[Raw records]
------------------------------------------------
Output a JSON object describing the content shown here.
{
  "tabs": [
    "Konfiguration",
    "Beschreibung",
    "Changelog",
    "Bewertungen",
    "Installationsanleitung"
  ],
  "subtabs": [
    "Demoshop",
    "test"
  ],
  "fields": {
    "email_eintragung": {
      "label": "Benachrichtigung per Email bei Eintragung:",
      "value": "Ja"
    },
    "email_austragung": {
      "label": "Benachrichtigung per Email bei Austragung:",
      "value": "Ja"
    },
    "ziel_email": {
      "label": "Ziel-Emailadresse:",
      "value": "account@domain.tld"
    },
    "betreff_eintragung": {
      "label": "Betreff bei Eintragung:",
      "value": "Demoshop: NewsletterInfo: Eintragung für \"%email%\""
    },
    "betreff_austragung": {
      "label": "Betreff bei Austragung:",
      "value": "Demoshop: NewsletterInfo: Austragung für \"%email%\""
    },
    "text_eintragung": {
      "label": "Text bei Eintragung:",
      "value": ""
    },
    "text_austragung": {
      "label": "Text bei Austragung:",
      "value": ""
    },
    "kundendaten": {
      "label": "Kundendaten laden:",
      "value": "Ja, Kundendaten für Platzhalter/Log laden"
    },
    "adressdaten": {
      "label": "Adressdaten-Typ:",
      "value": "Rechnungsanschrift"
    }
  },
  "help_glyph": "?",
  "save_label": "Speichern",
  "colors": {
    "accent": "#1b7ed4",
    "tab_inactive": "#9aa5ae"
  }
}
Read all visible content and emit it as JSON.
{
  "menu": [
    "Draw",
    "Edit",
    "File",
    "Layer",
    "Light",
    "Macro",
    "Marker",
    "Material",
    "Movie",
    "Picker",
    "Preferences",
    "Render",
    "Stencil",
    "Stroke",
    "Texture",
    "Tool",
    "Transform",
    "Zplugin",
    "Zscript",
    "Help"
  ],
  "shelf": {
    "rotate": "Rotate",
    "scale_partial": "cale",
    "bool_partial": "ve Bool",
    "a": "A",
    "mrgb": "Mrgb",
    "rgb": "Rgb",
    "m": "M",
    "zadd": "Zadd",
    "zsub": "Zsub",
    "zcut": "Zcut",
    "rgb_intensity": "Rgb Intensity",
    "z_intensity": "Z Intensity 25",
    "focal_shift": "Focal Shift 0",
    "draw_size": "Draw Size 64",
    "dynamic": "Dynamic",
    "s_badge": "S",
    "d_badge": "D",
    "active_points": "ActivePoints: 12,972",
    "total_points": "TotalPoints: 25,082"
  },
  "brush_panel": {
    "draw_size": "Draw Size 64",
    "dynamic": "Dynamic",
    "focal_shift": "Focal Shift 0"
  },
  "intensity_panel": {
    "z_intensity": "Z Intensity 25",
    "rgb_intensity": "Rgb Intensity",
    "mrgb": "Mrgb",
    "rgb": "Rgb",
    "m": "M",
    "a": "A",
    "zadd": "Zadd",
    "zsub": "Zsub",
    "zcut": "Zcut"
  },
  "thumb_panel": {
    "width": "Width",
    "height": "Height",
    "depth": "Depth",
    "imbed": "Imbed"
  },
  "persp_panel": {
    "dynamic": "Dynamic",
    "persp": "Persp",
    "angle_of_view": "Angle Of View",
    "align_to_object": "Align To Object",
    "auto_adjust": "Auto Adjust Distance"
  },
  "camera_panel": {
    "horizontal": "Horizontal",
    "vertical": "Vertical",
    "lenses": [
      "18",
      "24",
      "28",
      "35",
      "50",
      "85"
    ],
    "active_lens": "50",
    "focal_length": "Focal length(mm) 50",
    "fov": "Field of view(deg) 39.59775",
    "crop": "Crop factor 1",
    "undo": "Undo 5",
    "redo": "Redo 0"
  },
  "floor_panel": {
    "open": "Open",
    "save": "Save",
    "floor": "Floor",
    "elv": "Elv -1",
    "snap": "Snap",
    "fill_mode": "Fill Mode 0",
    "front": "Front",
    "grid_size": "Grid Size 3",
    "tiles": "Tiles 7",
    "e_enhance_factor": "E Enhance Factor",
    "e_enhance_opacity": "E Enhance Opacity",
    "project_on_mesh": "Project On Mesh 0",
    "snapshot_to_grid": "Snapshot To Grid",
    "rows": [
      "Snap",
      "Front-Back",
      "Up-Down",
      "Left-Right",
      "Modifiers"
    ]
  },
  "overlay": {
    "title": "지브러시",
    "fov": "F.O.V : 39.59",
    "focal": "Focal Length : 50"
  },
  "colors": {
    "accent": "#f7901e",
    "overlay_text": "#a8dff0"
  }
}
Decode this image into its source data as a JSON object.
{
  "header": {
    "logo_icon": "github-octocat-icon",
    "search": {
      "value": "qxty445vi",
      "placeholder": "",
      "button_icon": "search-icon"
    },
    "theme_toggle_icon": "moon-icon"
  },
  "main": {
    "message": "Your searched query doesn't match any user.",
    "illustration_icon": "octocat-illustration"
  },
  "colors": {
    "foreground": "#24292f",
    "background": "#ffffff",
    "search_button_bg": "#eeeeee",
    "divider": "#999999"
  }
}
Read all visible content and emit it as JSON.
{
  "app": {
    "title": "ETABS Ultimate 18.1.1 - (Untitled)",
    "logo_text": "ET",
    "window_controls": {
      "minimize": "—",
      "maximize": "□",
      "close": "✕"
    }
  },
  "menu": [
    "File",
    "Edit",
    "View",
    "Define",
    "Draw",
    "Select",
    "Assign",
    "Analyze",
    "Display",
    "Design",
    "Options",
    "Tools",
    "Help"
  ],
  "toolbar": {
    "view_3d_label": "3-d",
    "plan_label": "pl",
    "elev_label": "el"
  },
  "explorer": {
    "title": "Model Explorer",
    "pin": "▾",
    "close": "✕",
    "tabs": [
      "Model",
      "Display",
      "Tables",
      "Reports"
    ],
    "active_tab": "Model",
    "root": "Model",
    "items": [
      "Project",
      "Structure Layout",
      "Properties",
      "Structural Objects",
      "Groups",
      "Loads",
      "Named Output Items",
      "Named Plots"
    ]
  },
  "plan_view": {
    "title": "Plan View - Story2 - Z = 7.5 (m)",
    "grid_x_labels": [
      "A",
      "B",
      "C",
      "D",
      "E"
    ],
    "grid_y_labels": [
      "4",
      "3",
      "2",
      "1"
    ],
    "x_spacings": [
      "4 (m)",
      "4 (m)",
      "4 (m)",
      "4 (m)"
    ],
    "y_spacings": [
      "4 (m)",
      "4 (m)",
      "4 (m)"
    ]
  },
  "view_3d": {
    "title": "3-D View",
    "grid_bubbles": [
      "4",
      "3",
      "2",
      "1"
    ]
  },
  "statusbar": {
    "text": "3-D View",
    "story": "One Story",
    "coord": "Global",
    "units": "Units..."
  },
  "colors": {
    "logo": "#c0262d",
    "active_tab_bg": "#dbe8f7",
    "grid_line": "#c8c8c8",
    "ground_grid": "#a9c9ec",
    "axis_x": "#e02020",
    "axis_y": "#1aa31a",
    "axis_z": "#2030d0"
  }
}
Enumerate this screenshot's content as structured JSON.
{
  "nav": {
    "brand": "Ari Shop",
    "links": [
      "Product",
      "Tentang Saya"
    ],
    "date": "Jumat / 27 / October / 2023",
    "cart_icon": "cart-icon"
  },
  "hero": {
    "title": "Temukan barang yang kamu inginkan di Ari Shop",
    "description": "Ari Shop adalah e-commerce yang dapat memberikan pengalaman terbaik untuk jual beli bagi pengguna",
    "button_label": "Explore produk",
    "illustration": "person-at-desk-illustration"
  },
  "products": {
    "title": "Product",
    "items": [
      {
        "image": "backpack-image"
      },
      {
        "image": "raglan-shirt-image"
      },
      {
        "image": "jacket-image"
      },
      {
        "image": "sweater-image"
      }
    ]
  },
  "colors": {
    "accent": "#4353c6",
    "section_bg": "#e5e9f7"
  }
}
------------------------------------------------
Return every line containing "Focal".

    "focal_shift": "Focal Shift 0",
    "focal_shift": "Focal Shift 0"
    "focal_length": "Focal length(mm) 50",
    "focal": "Focal Length : 50"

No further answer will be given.